(Dataset items)
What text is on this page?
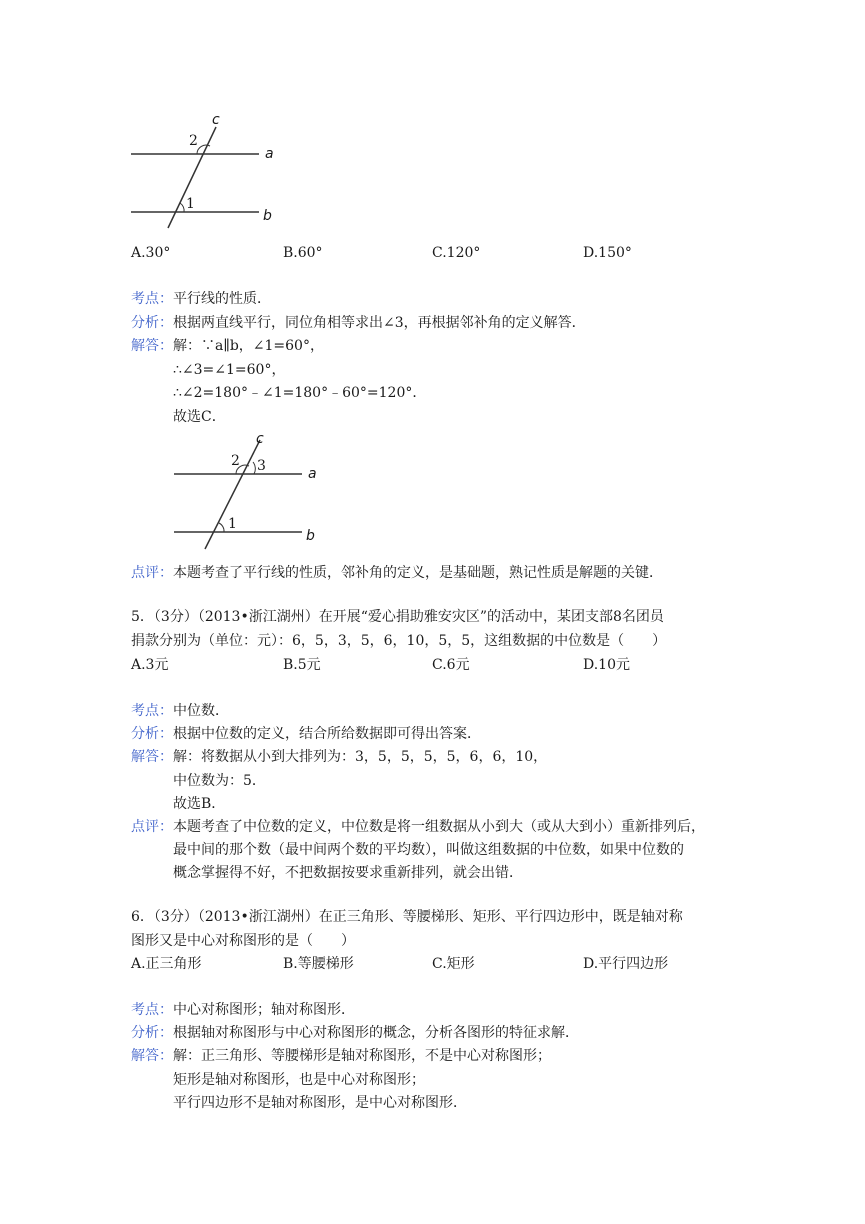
c
a
b
2
1
A.30°	B.60°	C.120°	D.150°
考点：平行线的性质．
分析：根据两直线平行，同位角相等求出∠3，再根据邻补角的定义解答．
解答：解：∵a∥b，∠1=60°，
∴∠3=∠1=60°，
∴∠2=180°﹣∠1=180°﹣60°=120°．
故选C．
c
a
b
2 3
1
点评：本题考查了平行线的性质，邻补角的定义，是基础题，熟记性质是解题的关键．
5．（3分）（2013•浙江湖州）在开展“爱心捐助雅安灾区”的活动中，某团支部8名团员
捐款分别为（单位：元）：6，5，3，5，6，10，5，5，这组数据的中位数是（　　）
A.3元	B.5元	C.6元	D.10元
考点：中位数．
分析：根据中位数的定义，结合所给数据即可得出答案．
解答：解：将数据从小到大排列为：3，5，5，5，5，6，6，10，
中位数为：5．
故选B．
点评：本题考查了中位数的定义，中位数是将一组数据从小到大（或从大到小）重新排列后，
最中间的那个数（最中间两个数的平均数），叫做这组数据的中位数，如果中位数的
概念掌握得不好，不把数据按要求重新排列，就会出错．
6．（3分）（2013•浙江湖州）在正三角形、等腰梯形、矩形、平行四边形中，既是轴对称
图形又是中心对称图形的是（　　）
A.正三角形	B.等腰梯形	C.矩形	D.平行四边形
考点：中心对称图形；轴对称图形．
分析：根据轴对称图形与中心对称图形的概念，分析各图形的特征求解．
解答：解：正三角形、等腰梯形是轴对称图形，不是中心对称图形；
矩形是轴对称图形，也是中心对称图形；
平行四边形不是轴对称图形，是中心对称图形．
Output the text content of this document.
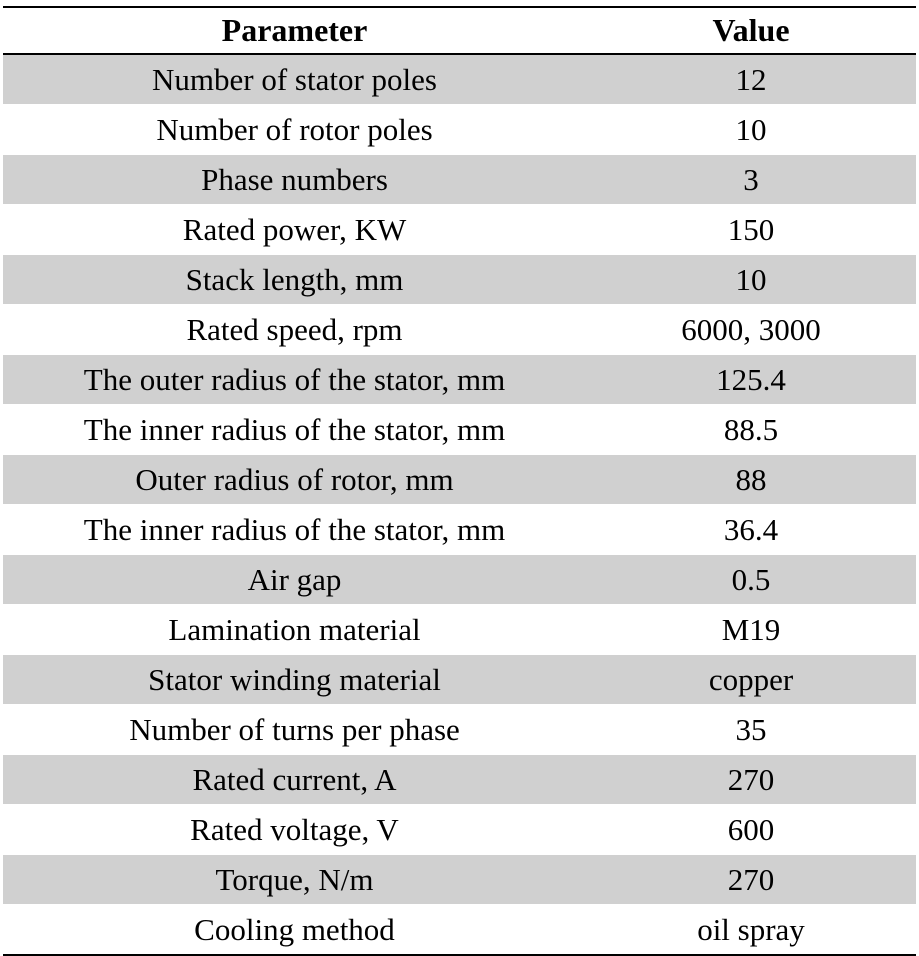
Parameter	Value
Number of stator poles	12
Number of rotor poles	10
Phase numbers	3
Rated power, KW	150
Stack length, mm	10
Rated speed, rpm	6000, 3000
The outer radius of the stator, mm	125.4
The inner radius of the stator, mm	88.5
Outer radius of rotor, mm	88
The inner radius of the stator, mm	36.4
Air gap	0.5
Lamination material	M19
Stator winding material	copper
Number of turns per phase	35
Rated current, A	270
Rated voltage, V	600
Torque, N/m	270
Cooling method	oil spray
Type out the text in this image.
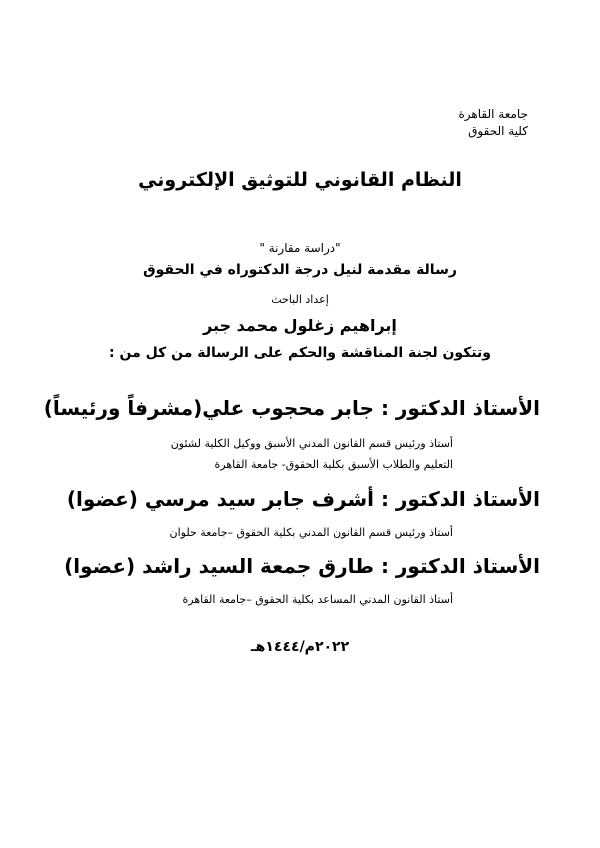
جامعة القاهرة
كلية الحقوق
النظام القانوني للتوثيق الإلكتروني
"دراسة مقارنة "
رسالة مقدمة لنيل درجة الدكتوراه في الحقوق
إعداد الباحث
إبراهيم زغلول محمد جبر
وتتكون لجنة المناقشة والحكم على الرسالة من كل من :
الأستاذ الدكتور : جابر محجوب علي(مشرفاً ورئيساً)
أستاذ ورئيس قسم القانون المدني الأسبق ووكيل الكلية لشئون
التعليم والطلاب الأسبق بكلية الحقوق- جامعة القاهرة
الأستاذ الدكتور : أشرف جابر سيد مرسي (عضوا)
أستاذ ورئيس قسم القانون المدني بكلية الحقوق –جامعة حلوان
الأستاذ الدكتور : طارق جمعة السيد راشد (عضوا)
أستاذ القانون المدني المساعد بكلية الحقوق –جامعة القاهرة
٢٠٢٢م/١٤٤٤هـ
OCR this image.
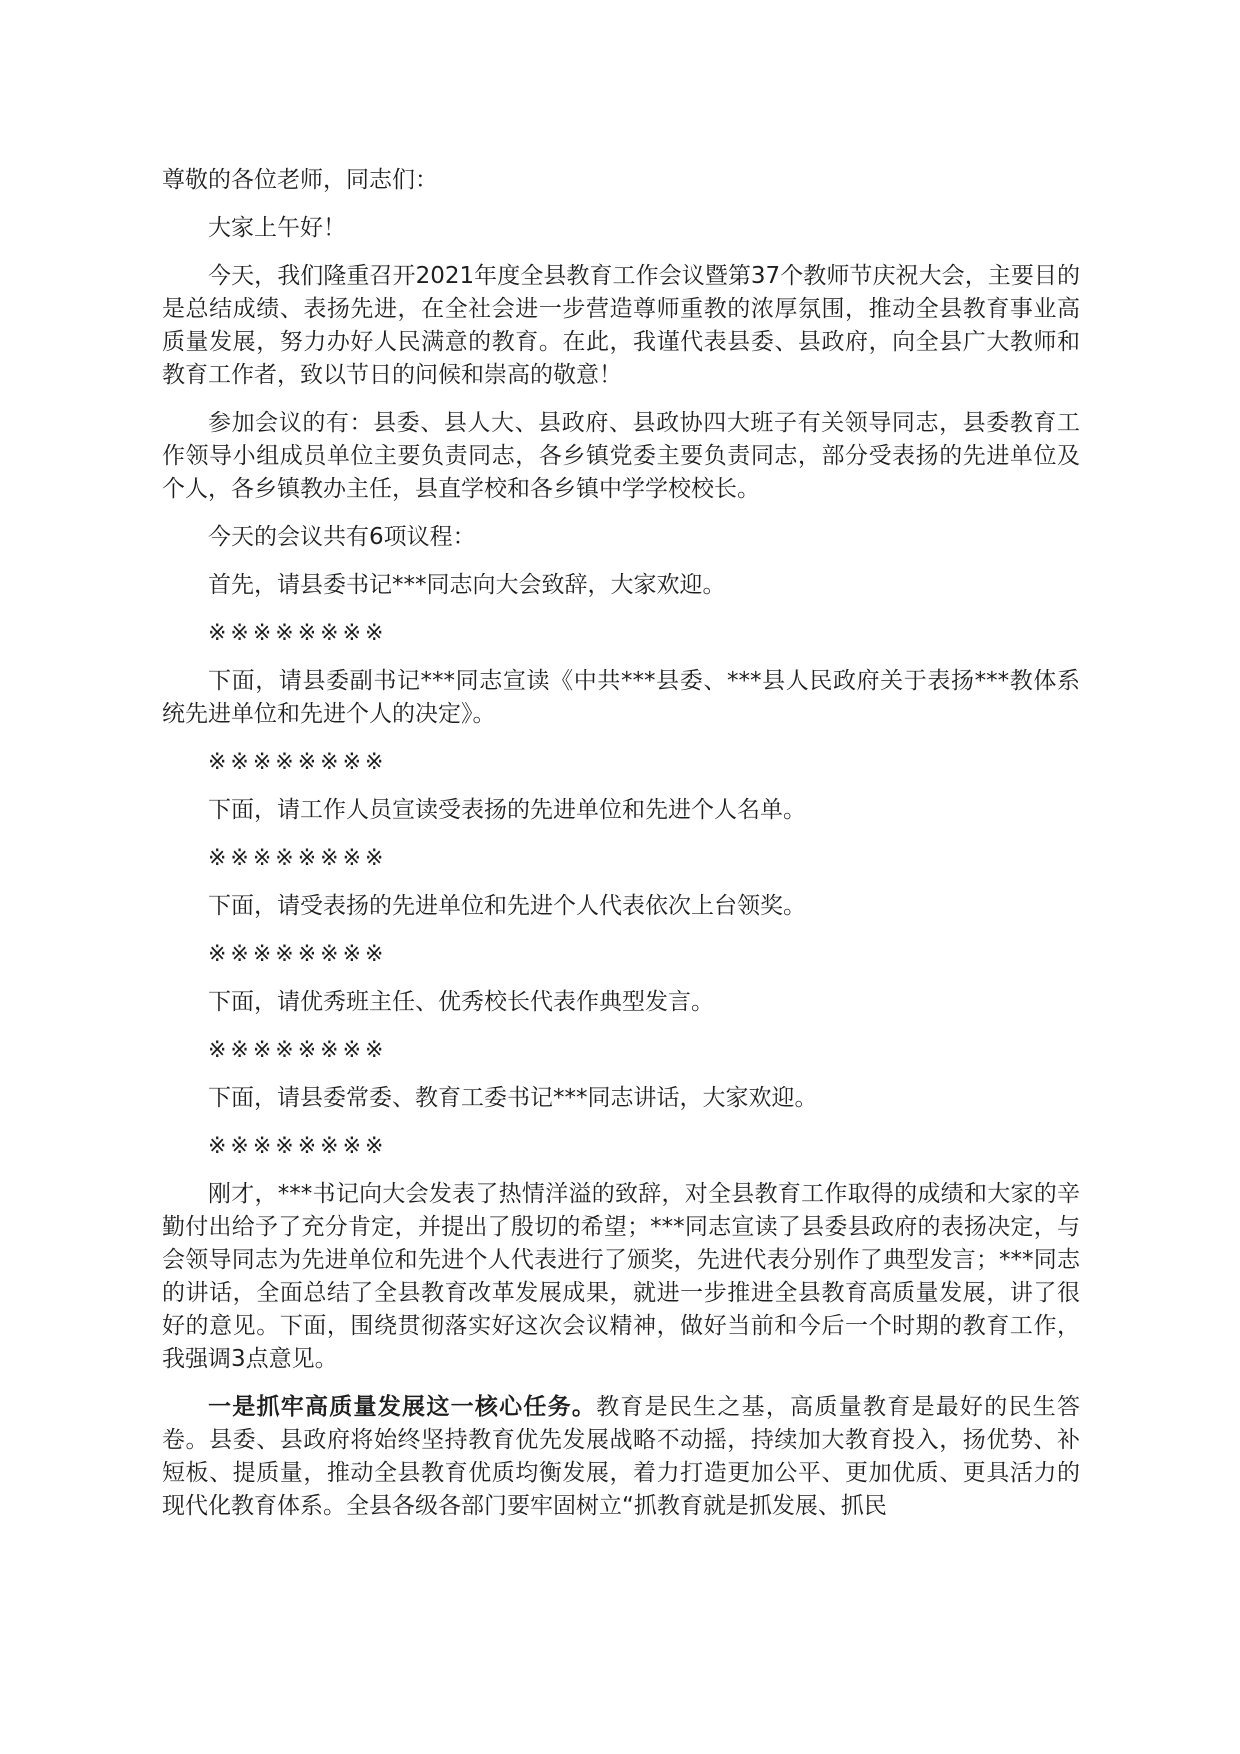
尊敬的各位老师，同志们：

大家上午好！

今天，我们隆重召开2021年度全县教育工作会议暨第37个教师节庆祝大会，主要目的是总结成绩、表扬先进，在全社会进一步营造尊师重教的浓厚氛围，推动全县教育事业高质量发展，努力办好人民满意的教育。在此，我谨代表县委、县政府，向全县广大教师和教育工作者，致以节日的问候和崇高的敬意！

参加会议的有：县委、县人大、县政府、县政协四大班子有关领导同志，县委教育工作领导小组成员单位主要负责同志，各乡镇党委主要负责同志，部分受表扬的先进单位及个人，各乡镇教办主任，县直学校和各乡镇中学学校校长。

今天的会议共有6项议程：

首先，请县委书记***同志向大会致辞，大家欢迎。

※※※※※※※※

下面，请县委副书记***同志宣读《中共***县委、***县人民政府关于表扬***教体系统先进单位和先进个人的决定》。

※※※※※※※※

下面，请工作人员宣读受表扬的先进单位和先进个人名单。

※※※※※※※※

下面，请受表扬的先进单位和先进个人代表依次上台领奖。

※※※※※※※※

下面，请优秀班主任、优秀校长代表作典型发言。

※※※※※※※※

下面，请县委常委、教育工委书记***同志讲话，大家欢迎。

※※※※※※※※

刚才，***书记向大会发表了热情洋溢的致辞，对全县教育工作取得的成绩和大家的辛勤付出给予了充分肯定，并提出了殷切的希望；***同志宣读了县委县政府的表扬决定，与会领导同志为先进单位和先进个人代表进行了颁奖，先进代表分别作了典型发言；***同志的讲话，全面总结了全县教育改革发展成果，就进一步推进全县教育高质量发展，讲了很好的意见。下面，围绕贯彻落实好这次会议精神，做好当前和今后一个时期的教育工作，我强调3点意见。

一是抓牢高质量发展这一核心任务。教育是民生之基，高质量教育是最好的民生答卷。县委、县政府将始终坚持教育优先发展战略不动摇，持续加大教育投入，扬优势、补短板、提质量，推动全县教育优质均衡发展，着力打造更加公平、更加优质、更具活力的现代化教育体系。全县各级各部门要牢固树立“抓教育就是抓发展、抓民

* Goal of the exercise *
Leave the pictures out and copy the rest of the data exactly.

* Completed exercise *
What text is on this page?
c
a
b
2
1
A.30°	B.60°	C.120°	D.150°
考点：平行线的性质．
分析：根据两直线平行，同位角相等求出∠3，再根据邻补角的定义解答．
解答：解：∵a∥b，∠1=60°，
∴∠3=∠1=60°，
∴∠2=180°﹣∠1=180°﹣60°=120°．
故选C．
c
a
b
2 3
1
点评：本题考查了平行线的性质，邻补角的定义，是基础题，熟记性质是解题的关键．
5．（3分）（2013•浙江湖州）在开展“爱心捐助雅安灾区”的活动中，某团支部8名团员
捐款分别为（单位：元）：6，5，3，5，6，10，5，5，这组数据的中位数是（　　）
A.3元	B.5元	C.6元	D.10元
考点：中位数．
分析：根据中位数的定义，结合所给数据即可得出答案．
解答：解：将数据从小到大排列为：3，5，5，5，5，6，6，10，
中位数为：5．
故选B．
点评：本题考查了中位数的定义，中位数是将一组数据从小到大（或从大到小）重新排列后，
最中间的那个数（最中间两个数的平均数），叫做这组数据的中位数，如果中位数的
概念掌握得不好，不把数据按要求重新排列，就会出错．
6．（3分）（2013•浙江湖州）在正三角形、等腰梯形、矩形、平行四边形中，既是轴对称
图形又是中心对称图形的是（　　）
A.正三角形	B.等腰梯形	C.矩形	D.平行四边形
考点：中心对称图形；轴对称图形．
分析：根据轴对称图形与中心对称图形的概念，分析各图形的特征求解．
解答：解：正三角形、等腰梯形是轴对称图形，不是中心对称图形；
矩形是轴对称图形，也是中心对称图形；
平行四边形不是轴对称图形，是中心对称图形．
Output the text content of this document.
Parameter	Value
Number of stator poles	12
Number of rotor poles	10
Phase numbers	3
Rated power, KW	150
Stack length, mm	10
Rated speed, rpm	6000, 3000
The outer radius of the stator, mm	125.4
The inner radius of the stator, mm	88.5
Outer radius of rotor, mm	88
The inner radius of the stator, mm	36.4
Air gap	0.5
Lamination material	M19
Stator winding material	copper
Number of turns per phase	35
Rated current, A	270
Rated voltage, V	600
Torque, N/m	270
Cooling method	oil spray
Type out the text in this image.
جامعة القاهرة
كلية الحقوق
النظام القانوني للتوثيق الإلكتروني
"دراسة مقارنة "
رسالة مقدمة لنيل درجة الدكتوراه في الحقوق
إعداد الباحث
إبراهيم زغلول محمد جبر
وتتكون لجنة المناقشة والحكم على الرسالة من كل من :
الأستاذ الدكتور : جابر محجوب علي(مشرفاً ورئيساً)
أستاذ ورئيس قسم القانون المدني الأسبق ووكيل الكلية لشئون
التعليم والطلاب الأسبق بكلية الحقوق- جامعة القاهرة
الأستاذ الدكتور : أشرف جابر سيد مرسي (عضوا)
أستاذ ورئيس قسم القانون المدني بكلية الحقوق –جامعة حلوان
الأستاذ الدكتور : طارق جمعة السيد راشد (عضوا)
أستاذ القانون المدني المساعد بكلية الحقوق –جامعة القاهرة
٢٠٢٢م/١٤٤٤هـ
OCR this image.
尊敬的各位老师，同志们：

大家上午好！

今天，我们隆重召开2021年度全县教育工作会议暨第37个教师节庆祝大会，主要目的是总结成绩、表扬先进，在全社会进一步营造尊师重教的浓厚氛围，推动全县教育事业高质量发展，努力办好人民满意的教育。在此，我谨代表县委、县政府，向全县广大教师和教育工作者，致以节日的问候和崇高的敬意！

参加会议的有：县委、县人大、县政府、县政协四大班子有关领导同志，县委教育工作领导小组成员单位主要负责同志，各乡镇党委主要负责同志，部分受表扬的先进单位及个人，各乡镇教办主任，县直学校和各乡镇中学学校校长。

今天的会议共有6项议程：

首先，请县委书记***同志向大会致辞，大家欢迎。

※※※※※※※※

下面，请县委副书记***同志宣读《中共***县委、***县人民政府关于表扬***教体系统先进单位和先进个人的决定》。

※※※※※※※※

下面，请工作人员宣读受表扬的先进单位和先进个人名单。

※※※※※※※※

下面，请受表扬的先进单位和先进个人代表依次上台领奖。

※※※※※※※※

下面，请优秀班主任、优秀校长代表作典型发言。

※※※※※※※※

下面，请县委常委、教育工委书记***同志讲话，大家欢迎。

※※※※※※※※

刚才，***书记向大会发表了热情洋溢的致辞，对全县教育工作取得的成绩和大家的辛勤付出给予了充分肯定，并提出了殷切的希望；***同志宣读了县委县政府的表扬决定，与会领导同志为先进单位和先进个人代表进行了颁奖，先进代表分别作了典型发言；***同志的讲话，全面总结了全县教育改革发展成果，就进一步推进全县教育高质量发展，讲了很好的意见。下面，围绕贯彻落实好这次会议精神，做好当前和今后一个时期的教育工作，我强调3点意见。

一是抓牢高质量发展这一核心任务。教育是民生之基，高质量教育是最好的民生答卷。县委、县政府将始终坚持教育优先发展战略不动摇，持续加大教育投入，扬优势、补短板、提质量，推动全县教育优质均衡发展，着力打造更加公平、更加优质、更具活力的现代化教育体系。全县各级各部门要牢固树立“抓教育就是抓发展、抓民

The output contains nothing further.